**Aim**
Single out each line with the word "were" and copy it.

[Items from a dataset]
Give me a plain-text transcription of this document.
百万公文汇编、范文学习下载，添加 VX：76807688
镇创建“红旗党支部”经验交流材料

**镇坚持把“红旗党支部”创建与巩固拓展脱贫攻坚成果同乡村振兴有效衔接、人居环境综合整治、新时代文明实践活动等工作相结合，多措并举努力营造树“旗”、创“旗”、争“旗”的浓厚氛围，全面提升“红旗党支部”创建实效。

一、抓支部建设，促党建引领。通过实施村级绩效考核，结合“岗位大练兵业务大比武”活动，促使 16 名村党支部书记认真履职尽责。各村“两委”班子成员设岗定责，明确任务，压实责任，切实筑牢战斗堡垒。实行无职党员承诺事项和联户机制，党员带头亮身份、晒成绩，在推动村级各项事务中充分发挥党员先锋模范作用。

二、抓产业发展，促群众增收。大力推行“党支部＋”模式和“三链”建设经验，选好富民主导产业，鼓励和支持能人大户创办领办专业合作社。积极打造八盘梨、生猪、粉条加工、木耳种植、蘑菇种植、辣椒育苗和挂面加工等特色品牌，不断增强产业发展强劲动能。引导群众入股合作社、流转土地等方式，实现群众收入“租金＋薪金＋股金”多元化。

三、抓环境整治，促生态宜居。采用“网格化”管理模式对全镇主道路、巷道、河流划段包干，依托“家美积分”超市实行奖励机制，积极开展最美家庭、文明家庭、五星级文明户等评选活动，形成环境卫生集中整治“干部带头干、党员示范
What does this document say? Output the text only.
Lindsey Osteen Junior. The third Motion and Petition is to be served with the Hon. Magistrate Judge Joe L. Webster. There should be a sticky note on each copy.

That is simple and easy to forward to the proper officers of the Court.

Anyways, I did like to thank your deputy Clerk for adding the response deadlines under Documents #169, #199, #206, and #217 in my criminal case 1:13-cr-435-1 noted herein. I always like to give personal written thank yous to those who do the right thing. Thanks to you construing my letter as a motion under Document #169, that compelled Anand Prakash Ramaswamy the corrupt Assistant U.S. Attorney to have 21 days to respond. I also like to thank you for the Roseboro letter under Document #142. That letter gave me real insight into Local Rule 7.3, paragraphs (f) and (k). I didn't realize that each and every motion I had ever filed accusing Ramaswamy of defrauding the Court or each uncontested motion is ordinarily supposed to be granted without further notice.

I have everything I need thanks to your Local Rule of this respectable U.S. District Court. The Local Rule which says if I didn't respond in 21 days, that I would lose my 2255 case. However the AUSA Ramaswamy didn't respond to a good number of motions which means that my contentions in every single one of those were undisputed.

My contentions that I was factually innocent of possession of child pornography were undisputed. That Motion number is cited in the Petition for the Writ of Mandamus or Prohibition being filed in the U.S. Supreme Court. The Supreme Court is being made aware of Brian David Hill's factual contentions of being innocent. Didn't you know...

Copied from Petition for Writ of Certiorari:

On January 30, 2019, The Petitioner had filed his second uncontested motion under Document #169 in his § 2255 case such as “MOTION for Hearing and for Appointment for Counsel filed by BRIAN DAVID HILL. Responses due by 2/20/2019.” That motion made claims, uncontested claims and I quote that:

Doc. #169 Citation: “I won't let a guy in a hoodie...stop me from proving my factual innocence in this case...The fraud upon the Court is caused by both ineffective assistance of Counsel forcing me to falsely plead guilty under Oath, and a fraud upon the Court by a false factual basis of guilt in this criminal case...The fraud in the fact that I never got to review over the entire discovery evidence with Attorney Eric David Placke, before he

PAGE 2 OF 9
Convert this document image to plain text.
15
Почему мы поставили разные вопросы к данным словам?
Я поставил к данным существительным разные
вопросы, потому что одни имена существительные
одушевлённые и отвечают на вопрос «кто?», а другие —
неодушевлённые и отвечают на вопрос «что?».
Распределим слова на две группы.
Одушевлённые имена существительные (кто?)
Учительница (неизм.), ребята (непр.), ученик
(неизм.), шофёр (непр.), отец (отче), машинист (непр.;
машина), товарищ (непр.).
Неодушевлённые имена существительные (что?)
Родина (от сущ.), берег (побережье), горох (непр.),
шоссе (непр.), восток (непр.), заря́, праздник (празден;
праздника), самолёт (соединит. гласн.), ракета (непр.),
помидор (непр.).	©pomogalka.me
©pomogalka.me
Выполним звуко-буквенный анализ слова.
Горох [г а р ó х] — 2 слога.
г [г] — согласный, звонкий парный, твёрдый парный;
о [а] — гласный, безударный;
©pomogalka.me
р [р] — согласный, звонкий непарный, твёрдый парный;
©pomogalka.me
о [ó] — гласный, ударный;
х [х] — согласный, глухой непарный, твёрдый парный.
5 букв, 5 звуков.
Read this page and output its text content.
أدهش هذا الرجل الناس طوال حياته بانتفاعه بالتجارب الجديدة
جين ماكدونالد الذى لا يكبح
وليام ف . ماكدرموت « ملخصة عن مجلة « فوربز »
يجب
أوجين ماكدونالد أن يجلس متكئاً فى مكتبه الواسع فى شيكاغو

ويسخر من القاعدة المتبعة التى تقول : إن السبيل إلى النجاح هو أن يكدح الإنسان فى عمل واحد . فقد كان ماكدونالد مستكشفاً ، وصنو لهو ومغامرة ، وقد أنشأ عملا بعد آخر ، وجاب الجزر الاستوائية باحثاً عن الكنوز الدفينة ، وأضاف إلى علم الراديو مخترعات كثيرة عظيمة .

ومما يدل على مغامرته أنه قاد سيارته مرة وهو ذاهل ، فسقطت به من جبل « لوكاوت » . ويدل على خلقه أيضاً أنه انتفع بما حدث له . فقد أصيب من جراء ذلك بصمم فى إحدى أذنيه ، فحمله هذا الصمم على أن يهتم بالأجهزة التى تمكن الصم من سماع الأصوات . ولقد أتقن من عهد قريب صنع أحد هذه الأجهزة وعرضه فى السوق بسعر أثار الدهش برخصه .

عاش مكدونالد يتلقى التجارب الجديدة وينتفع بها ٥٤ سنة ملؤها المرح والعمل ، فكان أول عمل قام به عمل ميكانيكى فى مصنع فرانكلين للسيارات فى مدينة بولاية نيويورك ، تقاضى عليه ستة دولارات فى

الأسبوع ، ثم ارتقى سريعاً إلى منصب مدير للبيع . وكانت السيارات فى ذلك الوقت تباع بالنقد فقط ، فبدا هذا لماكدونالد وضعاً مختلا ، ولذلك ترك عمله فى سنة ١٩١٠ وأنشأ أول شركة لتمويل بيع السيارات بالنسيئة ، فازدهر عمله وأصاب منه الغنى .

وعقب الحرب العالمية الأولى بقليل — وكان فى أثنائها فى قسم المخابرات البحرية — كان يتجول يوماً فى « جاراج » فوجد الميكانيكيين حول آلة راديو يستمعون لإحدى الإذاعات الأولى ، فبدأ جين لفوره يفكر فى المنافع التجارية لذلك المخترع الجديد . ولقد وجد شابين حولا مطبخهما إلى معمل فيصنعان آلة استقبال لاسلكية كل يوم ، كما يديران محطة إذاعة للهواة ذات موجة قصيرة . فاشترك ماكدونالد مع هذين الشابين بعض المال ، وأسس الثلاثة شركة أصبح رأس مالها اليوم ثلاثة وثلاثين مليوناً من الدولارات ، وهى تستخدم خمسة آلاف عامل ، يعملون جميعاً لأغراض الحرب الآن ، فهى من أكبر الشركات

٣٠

**Answer for this exercise**
I have everything I need thanks to your Local Rule of this respectable U.S. District Court. The Local Rule which says if I didn't respond in 21 days, that I would lose my 2255 case. However the AUSA Ramaswamy didn't respond to a good number of motions which means that my contentions in every single one of those were undisputed.
My contentions that I was factually innocent of possession of child pornography were undisputed. That Motion number is cited in the Petition for the Writ of Mandamus or Prohibition being filed in the U.S. Supreme Court. The Supreme Court is being made aware of Brian David Hill's factual contentions of being innocent. Didn't you know...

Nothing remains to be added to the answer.